=== Stored data ===
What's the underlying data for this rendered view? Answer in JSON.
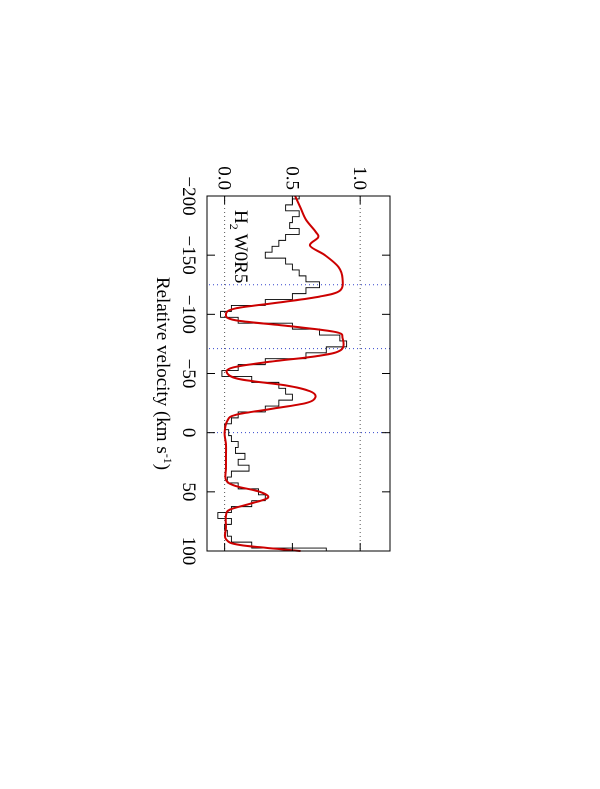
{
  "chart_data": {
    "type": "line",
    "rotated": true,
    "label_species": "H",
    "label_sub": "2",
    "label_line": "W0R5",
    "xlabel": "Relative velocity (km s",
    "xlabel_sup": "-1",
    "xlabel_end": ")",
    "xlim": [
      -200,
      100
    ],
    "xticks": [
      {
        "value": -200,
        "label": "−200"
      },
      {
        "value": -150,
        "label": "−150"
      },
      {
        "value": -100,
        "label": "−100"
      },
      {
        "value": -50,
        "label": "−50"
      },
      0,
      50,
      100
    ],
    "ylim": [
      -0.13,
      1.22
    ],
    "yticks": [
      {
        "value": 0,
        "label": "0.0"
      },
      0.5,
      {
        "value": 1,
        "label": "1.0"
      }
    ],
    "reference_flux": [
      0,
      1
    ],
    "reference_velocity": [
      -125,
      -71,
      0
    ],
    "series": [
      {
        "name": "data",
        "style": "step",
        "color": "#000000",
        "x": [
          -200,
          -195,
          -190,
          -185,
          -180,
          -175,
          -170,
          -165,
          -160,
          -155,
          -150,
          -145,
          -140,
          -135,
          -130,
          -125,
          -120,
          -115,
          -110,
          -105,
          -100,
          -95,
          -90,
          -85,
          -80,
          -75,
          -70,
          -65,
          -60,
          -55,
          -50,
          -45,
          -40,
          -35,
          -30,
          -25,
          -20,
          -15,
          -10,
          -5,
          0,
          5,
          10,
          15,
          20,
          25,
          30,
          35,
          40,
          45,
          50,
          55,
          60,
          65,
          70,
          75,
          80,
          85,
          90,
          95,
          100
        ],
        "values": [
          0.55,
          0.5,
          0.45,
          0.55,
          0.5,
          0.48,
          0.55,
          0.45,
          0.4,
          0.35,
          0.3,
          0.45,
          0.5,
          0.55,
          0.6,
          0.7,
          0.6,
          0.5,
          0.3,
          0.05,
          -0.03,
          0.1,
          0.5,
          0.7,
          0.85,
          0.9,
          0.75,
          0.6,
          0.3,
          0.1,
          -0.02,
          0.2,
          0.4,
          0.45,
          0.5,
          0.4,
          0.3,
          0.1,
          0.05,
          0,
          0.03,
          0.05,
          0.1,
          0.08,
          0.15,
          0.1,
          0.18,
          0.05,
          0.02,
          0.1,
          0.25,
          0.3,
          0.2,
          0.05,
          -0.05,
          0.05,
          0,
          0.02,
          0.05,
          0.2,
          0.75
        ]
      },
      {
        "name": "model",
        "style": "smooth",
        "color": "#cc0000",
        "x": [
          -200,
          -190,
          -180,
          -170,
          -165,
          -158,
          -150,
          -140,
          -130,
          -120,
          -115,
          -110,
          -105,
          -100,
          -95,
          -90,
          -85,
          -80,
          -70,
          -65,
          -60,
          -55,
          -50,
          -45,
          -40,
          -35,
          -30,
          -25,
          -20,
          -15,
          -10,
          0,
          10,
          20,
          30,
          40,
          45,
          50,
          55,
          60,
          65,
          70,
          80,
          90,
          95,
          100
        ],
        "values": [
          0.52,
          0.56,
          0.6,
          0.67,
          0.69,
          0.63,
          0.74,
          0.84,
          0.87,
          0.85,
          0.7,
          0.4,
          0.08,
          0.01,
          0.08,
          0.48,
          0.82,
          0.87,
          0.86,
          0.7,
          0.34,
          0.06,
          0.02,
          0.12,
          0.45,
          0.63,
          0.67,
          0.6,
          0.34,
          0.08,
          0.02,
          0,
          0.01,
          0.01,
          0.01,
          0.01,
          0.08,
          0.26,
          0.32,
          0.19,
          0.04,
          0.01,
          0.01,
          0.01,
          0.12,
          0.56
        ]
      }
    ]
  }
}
===
> Task instructions: The records above are to be restated exactly, without their pictures.

> Answer to this problem:
What's the underlying data for this rendered view? Answer in JSON.
{
  "chart_data": {
    "type": "line",
    "rotated": true,
    "label_species": "H",
    "label_sub": "2",
    "label_line": "W0R5",
    "xlabel": "Relative velocity (km s",
    "xlabel_sup": "-1",
    "xlabel_end": ")",
    "xlim": [
      -200,
      100
    ],
    "xticks": [
      {
        "value": -200,
        "label": "−200"
      },
      {
        "value": -150,
        "label": "−150"
      },
      {
        "value": -100,
        "label": "−100"
      },
      {
        "value": -50,
        "label": "−50"
      },
      0,
      50,
      100
    ],
    "ylim": [
      -0.13,
      1.22
    ],
    "yticks": [
      {
        "value": 0,
        "label": "0.0"
      },
      0.5,
      {
        "value": 1,
        "label": "1.0"
      }
    ],
    "reference_flux": [
      0,
      1
    ],
    "reference_velocity": [
      -125,
      -71,
      0
    ],
    "series": [
      {
        "name": "data",
        "style": "step",
        "color": "#000000",
        "x": [
          -200,
          -195,
          -190,
          -185,
          -180,
          -175,
          -170,
          -165,
          -160,
          -155,
          -150,
          -145,
          -140,
          -135,
          -130,
          -125,
          -120,
          -115,
          -110,
          -105,
          -100,
          -95,
          -90,
          -85,
          -80,
          -75,
          -70,
          -65,
          -60,
          -55,
          -50,
          -45,
          -40,
          -35,
          -30,
          -25,
          -20,
          -15,
          -10,
          -5,
          0,
          5,
          10,
          15,
          20,
          25,
          30,
          35,
          40,
          45,
          50,
          55,
          60,
          65,
          70,
          75,
          80,
          85,
          90,
          95,
          100
        ],
        "values": [
          0.55,
          0.5,
          0.45,
          0.55,
          0.5,
          0.48,
          0.55,
          0.45,
          0.4,
          0.35,
          0.3,
          0.45,
          0.5,
          0.55,
          0.6,
          0.7,
          0.6,
          0.5,
          0.3,
          0.05,
          -0.03,
          0.1,
          0.5,
          0.7,
          0.85,
          0.9,
          0.75,
          0.6,
          0.3,
          0.1,
          -0.02,
          0.2,
          0.4,
          0.45,
          0.5,
          0.4,
          0.3,
          0.1,
          0.05,
          0,
          0.03,
          0.05,
          0.1,
          0.08,
          0.15,
          0.1,
          0.18,
          0.05,
          0.02,
          0.1,
          0.25,
          0.3,
          0.2,
          0.05,
          -0.05,
          0.05,
          0,
          0.02,
          0.05,
          0.2,
          0.75
        ]
      },
      {
        "name": "model",
        "style": "smooth",
        "color": "#cc0000",
        "x": [
          -200,
          -190,
          -180,
          -170,
          -165,
          -158,
          -150,
          -140,
          -130,
          -120,
          -115,
          -110,
          -105,
          -100,
          -95,
          -90,
          -85,
          -80,
          -70,
          -65,
          -60,
          -55,
          -50,
          -45,
          -40,
          -35,
          -30,
          -25,
          -20,
          -15,
          -10,
          0,
          10,
          20,
          30,
          40,
          45,
          50,
          55,
          60,
          65,
          70,
          80,
          90,
          95,
          100
        ],
        "values": [
          0.52,
          0.56,
          0.6,
          0.67,
          0.69,
          0.63,
          0.74,
          0.84,
          0.87,
          0.85,
          0.7,
          0.4,
          0.08,
          0.01,
          0.08,
          0.48,
          0.82,
          0.87,
          0.86,
          0.7,
          0.34,
          0.06,
          0.02,
          0.12,
          0.45,
          0.63,
          0.67,
          0.6,
          0.34,
          0.08,
          0.02,
          0,
          0.01,
          0.01,
          0.01,
          0.01,
          0.08,
          0.26,
          0.32,
          0.19,
          0.04,
          0.01,
          0.01,
          0.01,
          0.12,
          0.56
        ]
      }
    ]
  }
}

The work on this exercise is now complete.